# [Task instructions]
Copy every line that contains the string "xlabel" from the entries below.

___ Dataset ___

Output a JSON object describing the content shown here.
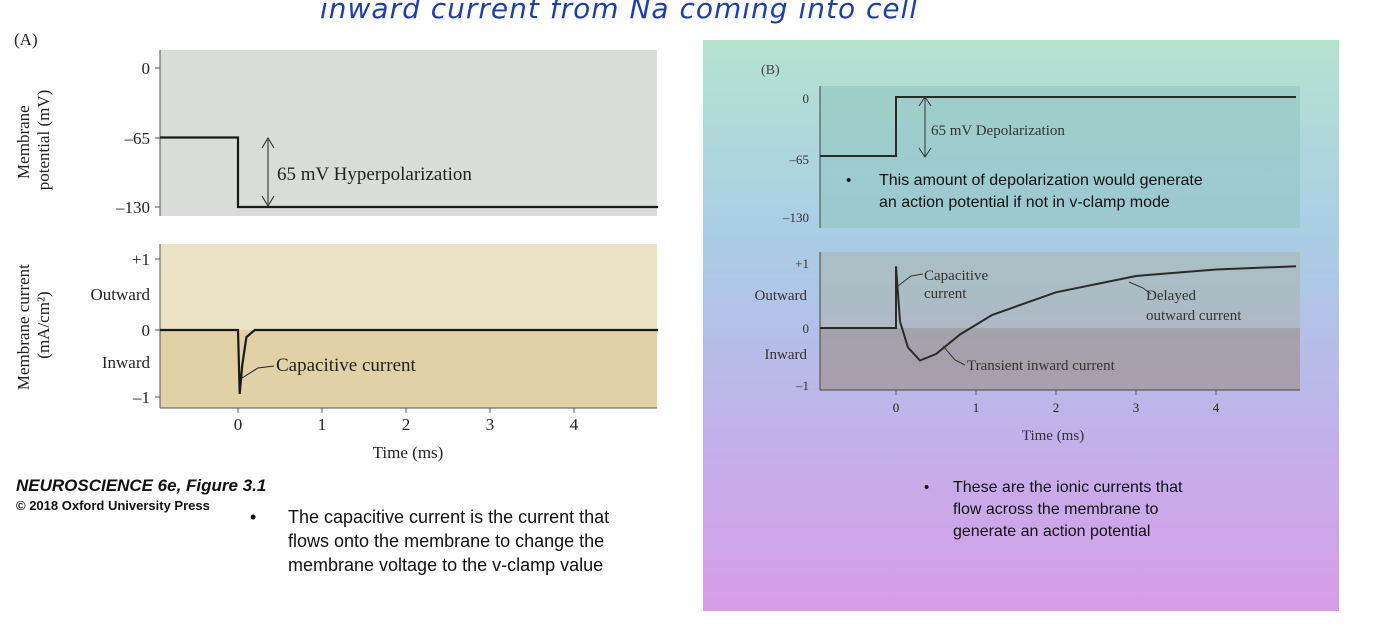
{
  "annotation": "inward current from Na coming into cell",
  "figure_a": {
    "panel_label": "(A)",
    "caption_title": "NEUROSCIENCE 6e, Figure 3.1",
    "caption_copyright": "© 2018 Oxford University Press",
    "note_bullet": "•",
    "note_text": "The capacitive current is the current that flows onto the membrane to change the membrane voltage to the v-clamp value",
    "colors": {
      "voltage_bg": "#d9dcd8",
      "current_bg_upper": "#ebe2c6",
      "current_bg_lower": "#e0d1a6",
      "trace": "#1a1a1a"
    }
  },
  "figure_b": {
    "panel_label": "(B)",
    "bullet_1": "•",
    "note_1": "This amount of depolarization would generate an action potential if not in v-clamp mode",
    "bullet_2": "•",
    "note_2": "These are the ionic currents that flow across the membrane to generate an action potential"
  },
  "chart_data": [
    {
      "type": "line",
      "panel": "A-voltage",
      "ylabel": "Membrane potential (mV)",
      "ylim": [
        -130,
        0
      ],
      "yticks": [
        "0",
        "–65",
        "–130"
      ],
      "x": [
        -1,
        0,
        0,
        5
      ],
      "y": [
        -65,
        -65,
        -130,
        -130
      ],
      "annotation": "65 mV Hyperpolarization"
    },
    {
      "type": "line",
      "panel": "A-current",
      "ylabel": "Membrane current (mA/cm²)",
      "ylim": [
        -1,
        1
      ],
      "yticks": [
        "+1",
        "0",
        "–1"
      ],
      "ylabels_side": [
        "Outward",
        "Inward"
      ],
      "xlabel": "Time (ms)",
      "xticks": [
        "0",
        "1",
        "2",
        "3",
        "4"
      ],
      "x": [
        -1,
        0,
        0.02,
        0.05,
        0.1,
        0.2,
        5
      ],
      "y": [
        0,
        0,
        -0.9,
        -0.5,
        -0.1,
        0,
        0
      ],
      "annotation": "Capacitive current"
    },
    {
      "type": "line",
      "panel": "B-voltage",
      "ylim": [
        -130,
        0
      ],
      "yticks": [
        "0",
        "–65",
        "–130"
      ],
      "x": [
        -1,
        0,
        0,
        5
      ],
      "y": [
        -65,
        -65,
        0,
        0
      ],
      "annotation": "65 mV Depolarization"
    },
    {
      "type": "line",
      "panel": "B-current",
      "ylim": [
        -1,
        1
      ],
      "yticks": [
        "+1",
        "0",
        "–1"
      ],
      "ylabels_side": [
        "Outward",
        "Inward"
      ],
      "xlabel": "Time (ms)",
      "xticks": [
        "0",
        "1",
        "2",
        "3",
        "4"
      ],
      "x": [
        -1,
        0,
        0,
        0.05,
        0.15,
        0.3,
        0.5,
        0.8,
        1.2,
        2,
        3,
        4,
        5
      ],
      "y": [
        0,
        0,
        0.95,
        0.1,
        -0.3,
        -0.5,
        -0.4,
        -0.1,
        0.2,
        0.55,
        0.8,
        0.9,
        0.95
      ],
      "annotations": [
        "Capacitive current",
        "Delayed outward current",
        "Transient inward current"
      ]
    }
  ]
}
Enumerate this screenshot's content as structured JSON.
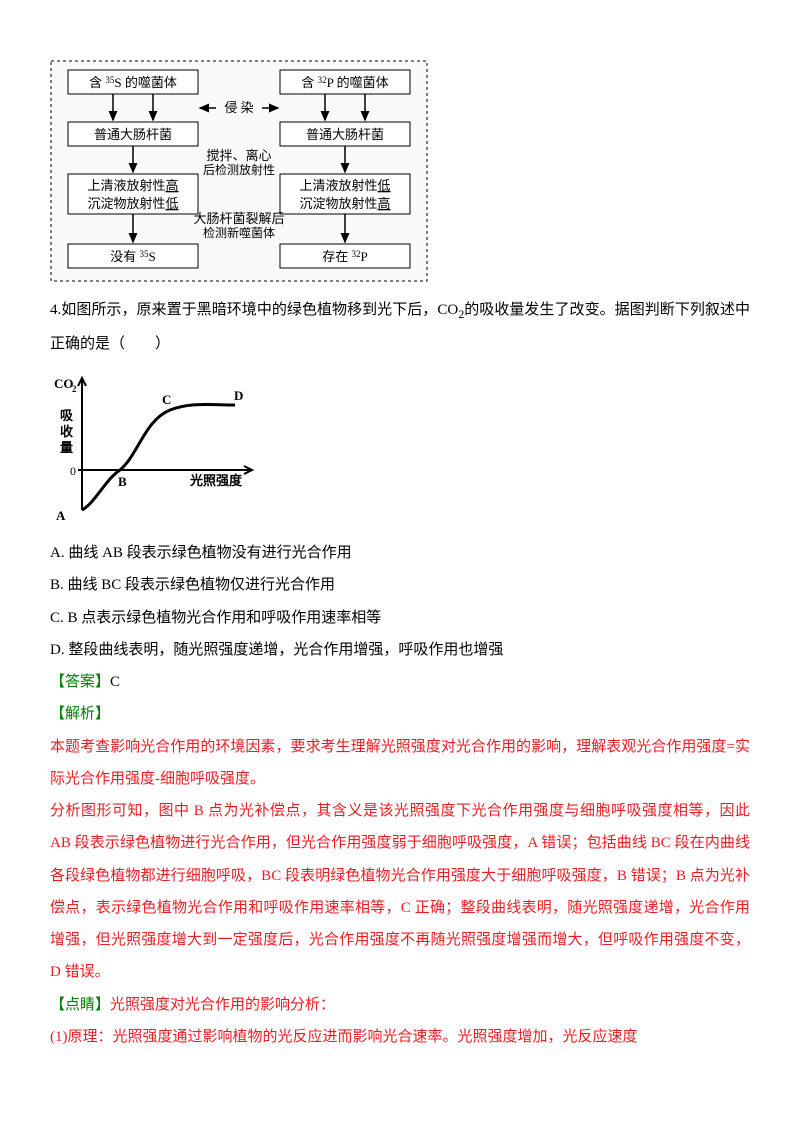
{
  "figure1": {
    "border_color": "#000000",
    "box_fill": "#ffffff",
    "box_stroke": "#000000",
    "left_col": {
      "row1": "含<sup>35</sup>S 的噬菌体",
      "row2": "普通大肠杆菌",
      "row3_l1": "上清液放射性高",
      "row3_l2": "沉淀物放射性低",
      "row4": "没有<sup>35</sup>S"
    },
    "right_col": {
      "row1": "含<sup>32</sup>P 的噬菌体",
      "row2": "普通大肠杆菌",
      "row3_l1": "上清液放射性低",
      "row3_l2": "沉淀物放射性高",
      "row4": "存在<sup>32</sup>P"
    },
    "center_labels": {
      "a": "侵 染",
      "b_l1": "搅拌、离心",
      "b_l2": "后检测放射性",
      "c_l1": "大肠杆菌裂解后",
      "c_l2": "检测新噬菌体"
    }
  },
  "q4_intro": "4.如图所示，原来置于黑暗环境中的绿色植物移到光下后，CO<sub>2</sub>的吸收量发生了改变。据图判断下列叙述中正确的是（　　）",
  "figure2": {
    "y_label_top": "CO<sub>2</sub>",
    "y_label_l1": "吸",
    "y_label_l2": "收",
    "y_label_l3": "量",
    "y_tick0": "0",
    "x_label": "光照强度",
    "point_A": "A",
    "point_B": "B",
    "point_C": "C",
    "point_D": "D",
    "axis_color": "#000000",
    "curve_color": "#000000"
  },
  "options": {
    "A": "A.  曲线 AB 段表示绿色植物没有进行光合作用",
    "B": "B.  曲线 BC 段表示绿色植物仅进行光合作用",
    "C": "C.  B 点表示绿色植物光合作用和呼吸作用速率相等",
    "D": "D.  整段曲线表明，随光照强度递增，光合作用增强，呼吸作用也增强"
  },
  "answer_label": "【答案】",
  "answer": "C",
  "explain_label": "【解析】",
  "explain_p1": "本题考查影响光合作用的环境因素，要求考生理解光照强度对光合作用的影响，理解表观光合作用强度=实际光合作用强度-细胞呼吸强度。",
  "explain_p2": "分析图形可知，图中 B 点为光补偿点，其含义是该光照强度下光合作用强度与细胞呼吸强度相等，因此 AB 段表示绿色植物进行光合作用，但光合作用强度弱于细胞呼吸强度，A 错误；包括曲线 BC 段在内曲线各段绿色植物都进行细胞呼吸，BC 段表明绿色植物光合作用强度大于细胞呼吸强度，B 错误；B 点为光补偿点，表示绿色植物光合作用和呼吸作用速率相等，C 正确；整段曲线表明，随光照强度递增，光合作用增强，但光照强度增大到一定强度后，光合作用强度不再随光照强度增强而增大，但呼吸作用强度不变，D 错误。",
  "tip_label": "【点睛】",
  "tip_title": "光照强度对光合作用的影响分析：",
  "tip_p1": "(1)原理：光照强度通过影响植物的光反应进而影响光合速率。光照强度增加，光反应速度"
}
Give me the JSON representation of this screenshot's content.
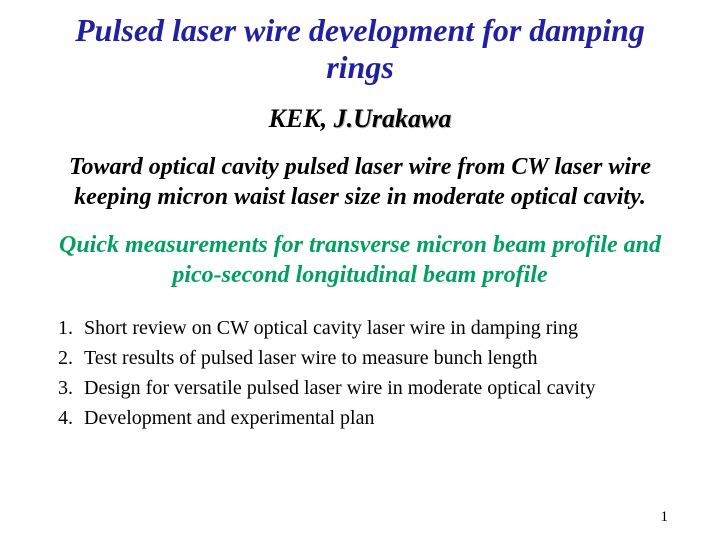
{
  "title": {
    "text": "Pulsed laser wire development for damping rings",
    "color": "#2020a0",
    "fontsize": 32
  },
  "author": {
    "institution": "KEK, ",
    "name": "J.Urakawa",
    "color": "#000000",
    "fontsize": 26
  },
  "subtitle1": {
    "text": "Toward optical cavity pulsed laser wire from CW laser wire keeping micron waist laser size in moderate optical cavity.",
    "color": "#000000",
    "fontsize": 24
  },
  "subtitle2": {
    "text": "Quick measurements for transverse micron beam profile and pico-second longitudinal beam profile",
    "color": "#00a060",
    "fontsize": 24
  },
  "outline": {
    "color": "#000000",
    "fontsize": 20,
    "items": [
      "Short review on CW optical cavity laser wire in damping ring",
      "Test results of pulsed laser wire to measure bunch length",
      "Design for versatile pulsed laser wire in moderate optical cavity",
      "Development and experimental plan"
    ]
  },
  "page_number": "1",
  "background_color": "#ffffff"
}
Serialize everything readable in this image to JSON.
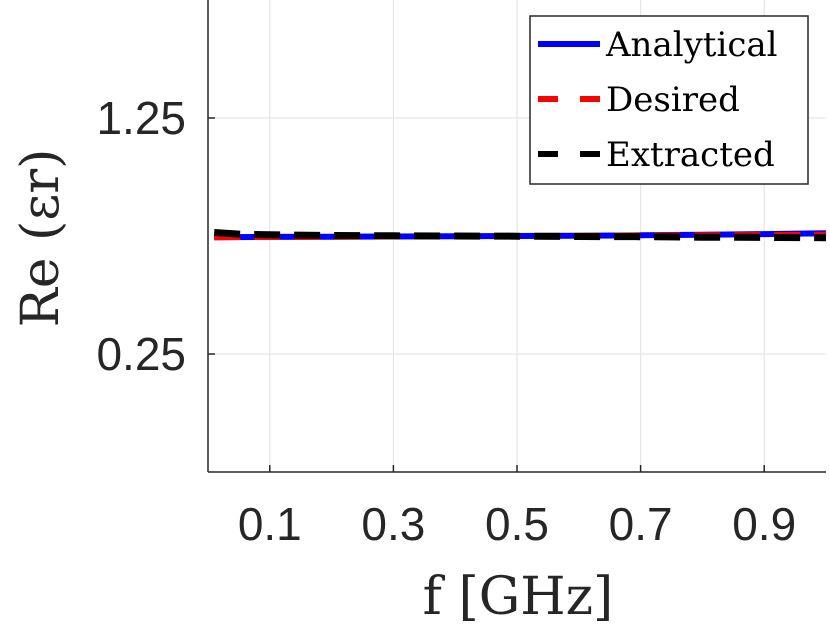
{
  "chart_data": {
    "type": "line",
    "xlabel": "f [GHz]",
    "ylabel": "Re (εr)",
    "x_ticks": [
      "0.1",
      "0.3",
      "0.5",
      "0.7",
      "0.9"
    ],
    "x_tick_values": [
      0.1,
      0.3,
      0.5,
      0.7,
      0.9
    ],
    "y_ticks": [
      "0.25",
      "1.25"
    ],
    "y_tick_values": [
      0.25,
      1.25
    ],
    "xlim": [
      0.0,
      1.0
    ],
    "ylim": [
      -0.25,
      1.75
    ],
    "grid": true,
    "legend_position": "top-right",
    "series": [
      {
        "name": "Analytical",
        "style": "solid",
        "color": "#0000ff",
        "x": [
          0.01,
          0.1,
          0.2,
          0.3,
          0.4,
          0.5,
          0.6,
          0.7,
          0.8,
          0.9,
          1.0
        ],
        "y": [
          0.745,
          0.746,
          0.747,
          0.748,
          0.749,
          0.75,
          0.751,
          0.753,
          0.755,
          0.758,
          0.762
        ]
      },
      {
        "name": "Desired",
        "style": "dashed",
        "color": "#ff0000",
        "x": [
          0.01,
          0.1,
          0.2,
          0.3,
          0.4,
          0.5,
          0.6,
          0.7,
          0.8,
          0.9,
          1.0
        ],
        "y": [
          0.745,
          0.746,
          0.747,
          0.748,
          0.749,
          0.75,
          0.751,
          0.752,
          0.753,
          0.754,
          0.755
        ]
      },
      {
        "name": "Extracted",
        "style": "dashed",
        "color": "#000000",
        "x": [
          0.01,
          0.05,
          0.1,
          0.2,
          0.3,
          0.4,
          0.5,
          0.6,
          0.7,
          0.8,
          0.9,
          1.0
        ],
        "y": [
          0.765,
          0.758,
          0.755,
          0.752,
          0.751,
          0.75,
          0.749,
          0.748,
          0.747,
          0.745,
          0.744,
          0.743
        ]
      }
    ]
  }
}
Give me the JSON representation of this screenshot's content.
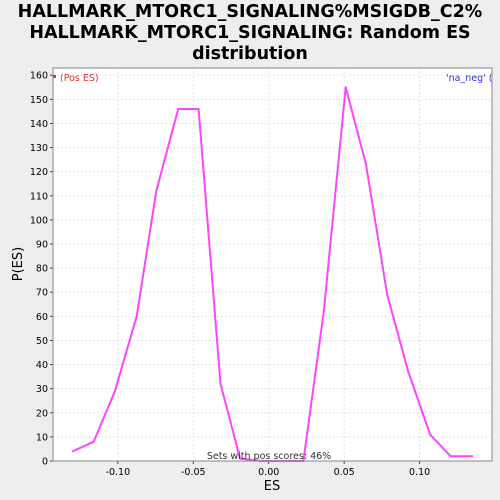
{
  "chart_data": {
    "type": "line",
    "title_lines": [
      "HALLMARK_MTORC1_SIGNALING%MSIGDB_C2%",
      "HALLMARK_MTORC1_SIGNALING: Random ES",
      "distribution"
    ],
    "xlabel": "ES",
    "ylabel": "P(ES)",
    "xlim": [
      -0.143,
      0.148
    ],
    "ylim": [
      0,
      163
    ],
    "x_ticks": [
      -0.1,
      -0.05,
      0.0,
      0.05,
      0.1
    ],
    "x_tick_labels": [
      "-0.10",
      "-0.05",
      "0.00",
      "0.05",
      "0.10"
    ],
    "y_ticks": [
      0,
      10,
      20,
      30,
      40,
      50,
      60,
      70,
      80,
      90,
      100,
      110,
      120,
      130,
      140,
      150,
      160
    ],
    "grid": true,
    "line_color": "#ff44ff",
    "series": [
      {
        "x": [
          -0.13,
          -0.116,
          -0.102,
          -0.0875,
          -0.0745,
          -0.06,
          -0.0465,
          -0.032,
          -0.019,
          -0.005,
          0.009,
          0.023,
          0.0365,
          0.051,
          0.0645,
          0.0785,
          0.0925,
          0.107,
          0.1205,
          0.135
        ],
        "values": [
          4,
          8,
          29,
          60,
          112,
          146,
          146,
          32,
          1,
          0,
          0,
          0,
          62,
          155,
          123,
          69,
          37,
          11,
          2,
          2
        ]
      }
    ],
    "legend": [
      {
        "label": "(Pos ES)",
        "color": "#dd3333",
        "position": "top-left"
      },
      {
        "label": "'na_neg' (",
        "color": "#3333dd",
        "position": "top-right"
      }
    ],
    "annotation": "Sets with pos scores: 46%"
  }
}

___

# [Solution]
      "xlabel": "Time (ms)",
      "xlabel": "Time (ms)",
    "xlabel": "f [GHz]",
    "xlabel": "ES",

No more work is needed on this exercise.